● Material shown:
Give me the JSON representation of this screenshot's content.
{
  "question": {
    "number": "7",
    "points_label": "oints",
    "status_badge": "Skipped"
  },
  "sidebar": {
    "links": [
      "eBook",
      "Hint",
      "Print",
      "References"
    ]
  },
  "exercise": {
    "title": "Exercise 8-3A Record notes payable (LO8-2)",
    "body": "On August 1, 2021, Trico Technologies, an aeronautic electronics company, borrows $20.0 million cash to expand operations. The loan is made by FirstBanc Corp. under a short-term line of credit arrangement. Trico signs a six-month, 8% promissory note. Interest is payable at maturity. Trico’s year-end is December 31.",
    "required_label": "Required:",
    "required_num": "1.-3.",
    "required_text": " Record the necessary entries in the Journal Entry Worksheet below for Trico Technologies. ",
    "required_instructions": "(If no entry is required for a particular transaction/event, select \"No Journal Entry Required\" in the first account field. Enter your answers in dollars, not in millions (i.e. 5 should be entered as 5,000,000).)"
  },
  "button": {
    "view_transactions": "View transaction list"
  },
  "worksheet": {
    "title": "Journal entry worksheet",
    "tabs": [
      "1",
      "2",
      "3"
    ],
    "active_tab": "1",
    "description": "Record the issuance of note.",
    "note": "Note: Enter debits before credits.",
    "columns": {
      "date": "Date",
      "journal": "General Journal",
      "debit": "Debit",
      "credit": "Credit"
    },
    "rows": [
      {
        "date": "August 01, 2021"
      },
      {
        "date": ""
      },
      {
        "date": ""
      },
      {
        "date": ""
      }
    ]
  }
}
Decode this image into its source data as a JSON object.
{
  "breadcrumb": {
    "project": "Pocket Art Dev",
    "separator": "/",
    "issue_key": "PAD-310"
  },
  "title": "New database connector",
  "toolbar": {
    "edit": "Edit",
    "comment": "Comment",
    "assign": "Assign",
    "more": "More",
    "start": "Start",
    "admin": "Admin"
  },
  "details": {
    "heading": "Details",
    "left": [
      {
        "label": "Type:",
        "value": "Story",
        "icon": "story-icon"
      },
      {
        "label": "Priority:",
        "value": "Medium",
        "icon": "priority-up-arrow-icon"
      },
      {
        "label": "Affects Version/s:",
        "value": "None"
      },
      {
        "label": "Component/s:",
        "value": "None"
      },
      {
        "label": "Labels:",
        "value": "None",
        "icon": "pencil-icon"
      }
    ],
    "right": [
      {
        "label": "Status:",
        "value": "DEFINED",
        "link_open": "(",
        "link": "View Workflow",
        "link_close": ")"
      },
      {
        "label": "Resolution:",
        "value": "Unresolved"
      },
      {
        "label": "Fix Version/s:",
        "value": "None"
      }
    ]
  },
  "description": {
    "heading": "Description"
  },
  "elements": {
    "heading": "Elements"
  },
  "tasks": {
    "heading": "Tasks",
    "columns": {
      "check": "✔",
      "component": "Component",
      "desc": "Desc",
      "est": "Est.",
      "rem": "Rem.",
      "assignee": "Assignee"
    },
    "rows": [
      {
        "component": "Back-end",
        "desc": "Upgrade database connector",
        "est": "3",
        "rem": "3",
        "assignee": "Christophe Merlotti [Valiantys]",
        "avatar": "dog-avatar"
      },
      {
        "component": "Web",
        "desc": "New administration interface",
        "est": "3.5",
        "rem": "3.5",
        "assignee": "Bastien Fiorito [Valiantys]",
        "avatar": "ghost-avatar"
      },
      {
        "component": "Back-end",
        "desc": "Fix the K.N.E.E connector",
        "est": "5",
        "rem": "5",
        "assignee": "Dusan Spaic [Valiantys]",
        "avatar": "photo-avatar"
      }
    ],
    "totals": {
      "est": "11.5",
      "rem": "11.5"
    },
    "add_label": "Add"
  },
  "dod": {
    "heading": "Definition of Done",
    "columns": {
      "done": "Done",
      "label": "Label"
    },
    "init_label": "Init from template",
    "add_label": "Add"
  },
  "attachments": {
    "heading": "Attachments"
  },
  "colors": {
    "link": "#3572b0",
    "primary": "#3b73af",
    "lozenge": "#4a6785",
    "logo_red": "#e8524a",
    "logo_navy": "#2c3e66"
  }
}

● Work to complete: Identify every line above that includes the word "assignee", and show those lines.

● The solution:
      "assignee": "Assignee"
        "assignee": "Christophe Merlotti [Valiantys]",
        "assignee": "Bastien Fiorito [Valiantys]",
        "assignee": "Dusan Spaic [Valiantys]",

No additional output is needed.